» **Task directions**
Gather all lines with the word "Millennials" in them.

» **Records to use**
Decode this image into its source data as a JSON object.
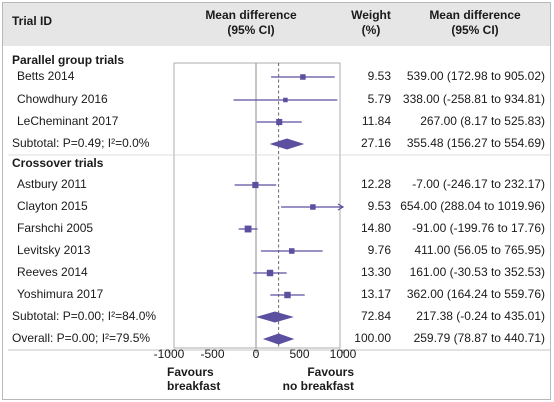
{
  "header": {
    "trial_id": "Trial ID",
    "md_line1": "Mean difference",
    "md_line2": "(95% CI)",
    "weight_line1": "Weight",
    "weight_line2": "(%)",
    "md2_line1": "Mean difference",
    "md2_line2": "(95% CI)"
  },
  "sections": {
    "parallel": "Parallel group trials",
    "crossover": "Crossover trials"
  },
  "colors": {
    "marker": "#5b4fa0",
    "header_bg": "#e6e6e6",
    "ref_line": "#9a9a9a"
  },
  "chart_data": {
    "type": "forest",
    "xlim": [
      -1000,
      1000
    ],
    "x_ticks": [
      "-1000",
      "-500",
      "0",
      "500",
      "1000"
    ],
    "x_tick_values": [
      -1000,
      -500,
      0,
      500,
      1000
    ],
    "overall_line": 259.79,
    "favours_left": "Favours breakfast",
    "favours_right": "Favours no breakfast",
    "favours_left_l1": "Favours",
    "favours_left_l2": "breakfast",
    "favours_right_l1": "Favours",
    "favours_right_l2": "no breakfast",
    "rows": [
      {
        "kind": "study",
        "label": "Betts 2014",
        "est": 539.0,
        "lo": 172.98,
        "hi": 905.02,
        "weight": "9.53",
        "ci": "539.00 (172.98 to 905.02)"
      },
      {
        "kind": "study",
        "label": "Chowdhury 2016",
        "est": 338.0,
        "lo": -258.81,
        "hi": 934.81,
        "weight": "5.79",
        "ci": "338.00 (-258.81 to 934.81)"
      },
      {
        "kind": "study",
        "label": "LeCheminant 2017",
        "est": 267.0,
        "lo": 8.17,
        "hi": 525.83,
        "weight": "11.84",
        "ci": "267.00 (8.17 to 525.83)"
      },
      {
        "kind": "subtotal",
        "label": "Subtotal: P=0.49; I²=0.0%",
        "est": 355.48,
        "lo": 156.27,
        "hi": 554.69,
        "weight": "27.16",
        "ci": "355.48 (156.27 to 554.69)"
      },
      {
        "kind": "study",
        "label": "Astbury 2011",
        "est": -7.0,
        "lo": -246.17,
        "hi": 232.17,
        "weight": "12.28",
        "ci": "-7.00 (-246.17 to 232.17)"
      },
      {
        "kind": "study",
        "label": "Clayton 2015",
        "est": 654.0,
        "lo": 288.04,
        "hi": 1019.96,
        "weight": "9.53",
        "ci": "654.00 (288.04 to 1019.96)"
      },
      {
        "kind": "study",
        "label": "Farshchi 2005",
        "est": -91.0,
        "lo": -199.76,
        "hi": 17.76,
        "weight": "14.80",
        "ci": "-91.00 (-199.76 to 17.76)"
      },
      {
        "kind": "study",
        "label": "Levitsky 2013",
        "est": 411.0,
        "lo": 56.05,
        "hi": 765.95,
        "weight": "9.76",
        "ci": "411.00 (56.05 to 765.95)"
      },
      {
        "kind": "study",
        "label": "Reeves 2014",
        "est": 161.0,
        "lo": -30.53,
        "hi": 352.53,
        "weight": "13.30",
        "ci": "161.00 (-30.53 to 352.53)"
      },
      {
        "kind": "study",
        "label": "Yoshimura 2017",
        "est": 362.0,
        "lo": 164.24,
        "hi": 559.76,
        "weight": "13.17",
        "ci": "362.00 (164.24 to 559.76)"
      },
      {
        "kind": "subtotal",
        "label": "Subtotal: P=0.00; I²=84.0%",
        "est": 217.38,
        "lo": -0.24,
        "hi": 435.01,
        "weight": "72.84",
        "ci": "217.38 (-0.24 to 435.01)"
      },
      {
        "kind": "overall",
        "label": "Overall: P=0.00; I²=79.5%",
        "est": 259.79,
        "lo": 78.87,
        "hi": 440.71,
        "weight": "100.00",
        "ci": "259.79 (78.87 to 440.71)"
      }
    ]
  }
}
* * *
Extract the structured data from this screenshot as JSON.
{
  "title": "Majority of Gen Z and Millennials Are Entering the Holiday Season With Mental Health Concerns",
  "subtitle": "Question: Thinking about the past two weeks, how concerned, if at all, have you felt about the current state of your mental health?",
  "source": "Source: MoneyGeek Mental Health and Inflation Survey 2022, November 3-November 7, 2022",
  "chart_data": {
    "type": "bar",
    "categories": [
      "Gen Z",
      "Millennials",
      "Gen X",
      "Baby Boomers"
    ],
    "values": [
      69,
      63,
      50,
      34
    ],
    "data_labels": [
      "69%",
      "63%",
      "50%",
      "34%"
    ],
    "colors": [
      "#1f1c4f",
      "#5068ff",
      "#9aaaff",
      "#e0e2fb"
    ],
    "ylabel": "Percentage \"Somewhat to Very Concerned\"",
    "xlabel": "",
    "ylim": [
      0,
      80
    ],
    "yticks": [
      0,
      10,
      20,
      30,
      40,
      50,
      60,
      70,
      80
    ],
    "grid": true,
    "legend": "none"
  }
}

» **Finished exercise**
  "title": "Majority of Gen Z and Millennials Are Entering the Holiday Season With Mental Health Concerns",
      "Millennials",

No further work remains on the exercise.